(Layout element annotations)
+ + + + +

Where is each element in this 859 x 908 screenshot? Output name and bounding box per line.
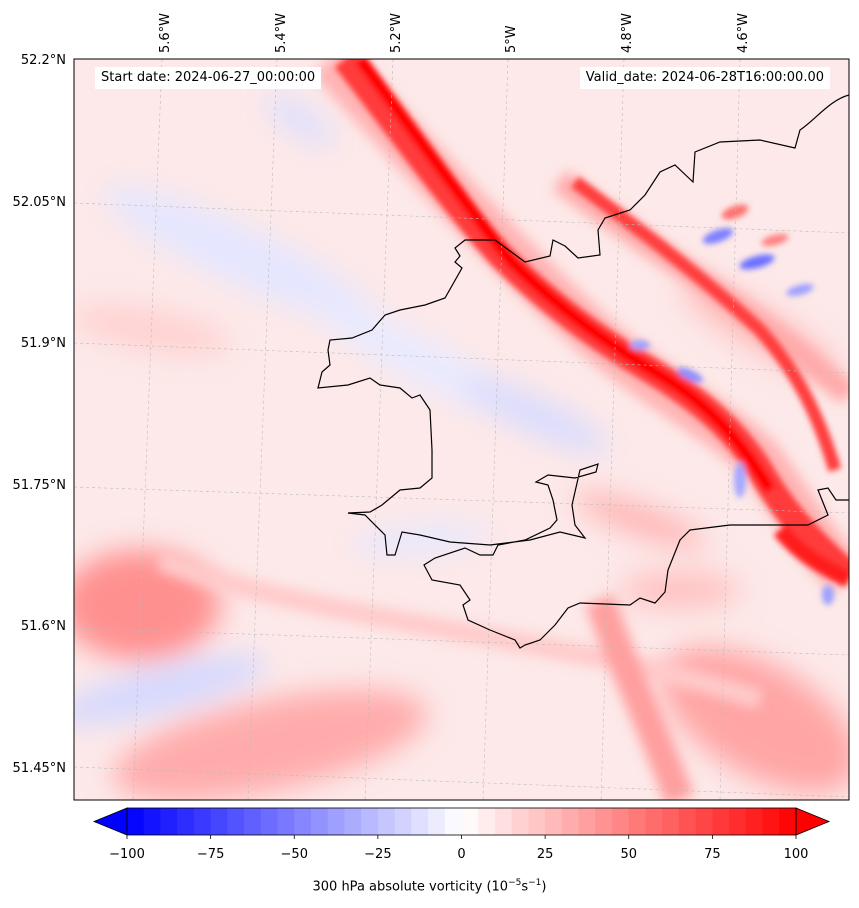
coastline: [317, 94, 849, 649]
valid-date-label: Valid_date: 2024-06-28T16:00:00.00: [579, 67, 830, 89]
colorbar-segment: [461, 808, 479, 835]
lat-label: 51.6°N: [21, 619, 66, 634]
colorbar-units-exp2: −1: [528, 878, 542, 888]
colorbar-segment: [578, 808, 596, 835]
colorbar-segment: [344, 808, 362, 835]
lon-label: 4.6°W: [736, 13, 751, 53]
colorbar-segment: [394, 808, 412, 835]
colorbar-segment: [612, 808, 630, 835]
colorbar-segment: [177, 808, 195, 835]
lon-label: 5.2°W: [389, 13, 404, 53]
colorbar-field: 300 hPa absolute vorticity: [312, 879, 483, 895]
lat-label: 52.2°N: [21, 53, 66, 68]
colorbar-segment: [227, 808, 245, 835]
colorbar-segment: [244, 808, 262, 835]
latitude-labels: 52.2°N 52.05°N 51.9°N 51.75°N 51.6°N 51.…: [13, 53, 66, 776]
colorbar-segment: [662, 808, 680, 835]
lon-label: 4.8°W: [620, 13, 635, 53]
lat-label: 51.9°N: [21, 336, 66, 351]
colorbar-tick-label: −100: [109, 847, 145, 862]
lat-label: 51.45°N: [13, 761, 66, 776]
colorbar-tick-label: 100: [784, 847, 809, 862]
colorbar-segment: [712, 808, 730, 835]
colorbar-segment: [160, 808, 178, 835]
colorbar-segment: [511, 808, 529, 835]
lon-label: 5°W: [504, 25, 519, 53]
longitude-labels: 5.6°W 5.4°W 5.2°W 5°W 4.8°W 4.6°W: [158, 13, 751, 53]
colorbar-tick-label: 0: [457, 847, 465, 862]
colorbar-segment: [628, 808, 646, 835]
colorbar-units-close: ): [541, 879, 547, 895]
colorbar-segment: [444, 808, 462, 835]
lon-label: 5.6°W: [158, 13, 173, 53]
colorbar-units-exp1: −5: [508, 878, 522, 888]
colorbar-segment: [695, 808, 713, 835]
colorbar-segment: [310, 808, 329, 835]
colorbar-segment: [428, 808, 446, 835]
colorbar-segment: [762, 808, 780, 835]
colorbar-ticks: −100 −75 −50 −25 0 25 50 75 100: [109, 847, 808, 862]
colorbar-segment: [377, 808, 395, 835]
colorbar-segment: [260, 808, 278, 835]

+ + + + +

Work instructions:
Present all the rows above as a Markdown table with two columns, No. and Line, one line per table row. Skip blank lines and leave the pictures out.

Answer to this task:
| No. | Line |
|---|---|
| 1 | Where is each element in this 859 x 908 screenshot? Output name and bounding box per line. |
| 2 | coastline: [317, 94, 849, 649] |
| 3 | valid-date-label: Valid_date: 2024-06-28T16:00:00.00: [579, 67, 830, 89] |
| 4 | colorbar-segment: [461, 808, 479, 835] |
| 5 | lat-label: 51.6°N: [21, 619, 66, 634] |
| 6 | colorbar-units-exp2: −1: [528, 878, 542, 888] |
| 7 | colorbar-segment: [578, 808, 596, 835] |
| 8 | colorbar-segment: [344, 808, 362, 835] |
| 9 | lon-label: 4.6°W: [736, 13, 751, 53] |
| 10 | colorbar-segment: [394, 808, 412, 835] |
| 11 | colorbar-segment: [612, 808, 630, 835] |
| 12 | colorbar-segment: [177, 808, 195, 835] |
| 13 | lon-label: 5.2°W: [389, 13, 404, 53] |
| 14 | colorbar-field: 300 hPa absolute vorticity: [312, 879, 483, 895] |
| 15 | lat-label: 52.2°N: [21, 53, 66, 68] |
| 16 | colorbar-segment: [227, 808, 245, 835] |
| 17 | colorbar-segment: [244, 808, 262, 835] |
| 18 | latitude-labels: 52.2°N 52.05°N 51.9°N 51.75°N 51.6°N 51.…: [13, 53, 66, 776] |
| 19 | colorbar-segment: [662, 808, 680, 835] |
| 20 | lon-label: 4.8°W: [620, 13, 635, 53] |
| 21 | lat-label: 51.9°N: [21, 336, 66, 351] |
| 22 | colorbar-tick-label: −100: [109, 847, 145, 862] |
| 23 | lat-label: 51.45°N: [13, 761, 66, 776] |
| 24 | colorbar-tick-label: 100: [784, 847, 809, 862] |
| 25 | colorbar-segment: [712, 808, 730, 835] |
| 26 | colorbar-segment: [160, 808, 178, 835] |
| 27 | colorbar-segment: [511, 808, 529, 835] |
| 28 | lon-label: 5°W: [504, 25, 519, 53] |
| 29 | longitude-labels: 5.6°W 5.4°W 5.2°W 5°W 4.8°W 4.6°W: [158, 13, 751, 53] |
| 30 | colorbar-tick-label: 0: [457, 847, 465, 862] |
| 31 | colorbar-segment: [628, 808, 646, 835] |
| 32 | colorbar-units-close: ): [541, 879, 547, 895] |
| 33 | colorbar-segment: [444, 808, 462, 835] |
| 34 | lon-label: 5.6°W: [158, 13, 173, 53] |
| 35 | colorbar-units-exp1: −5: [508, 878, 522, 888] |
| 36 | colorbar-segment: [695, 808, 713, 835] |
| 37 | colorbar-segment: [310, 808, 329, 835] |
| 38 | colorbar-segment: [428, 808, 446, 835] |
| 39 | colorbar-segment: [762, 808, 780, 835] |
| 40 | colorbar-ticks: −100 −75 −50 −25 0 25 50 75 100: [109, 847, 808, 862] |
| 41 | colorbar-segment: [377, 808, 395, 835] |
| 42 | colorbar-segment: [260, 808, 278, 835] |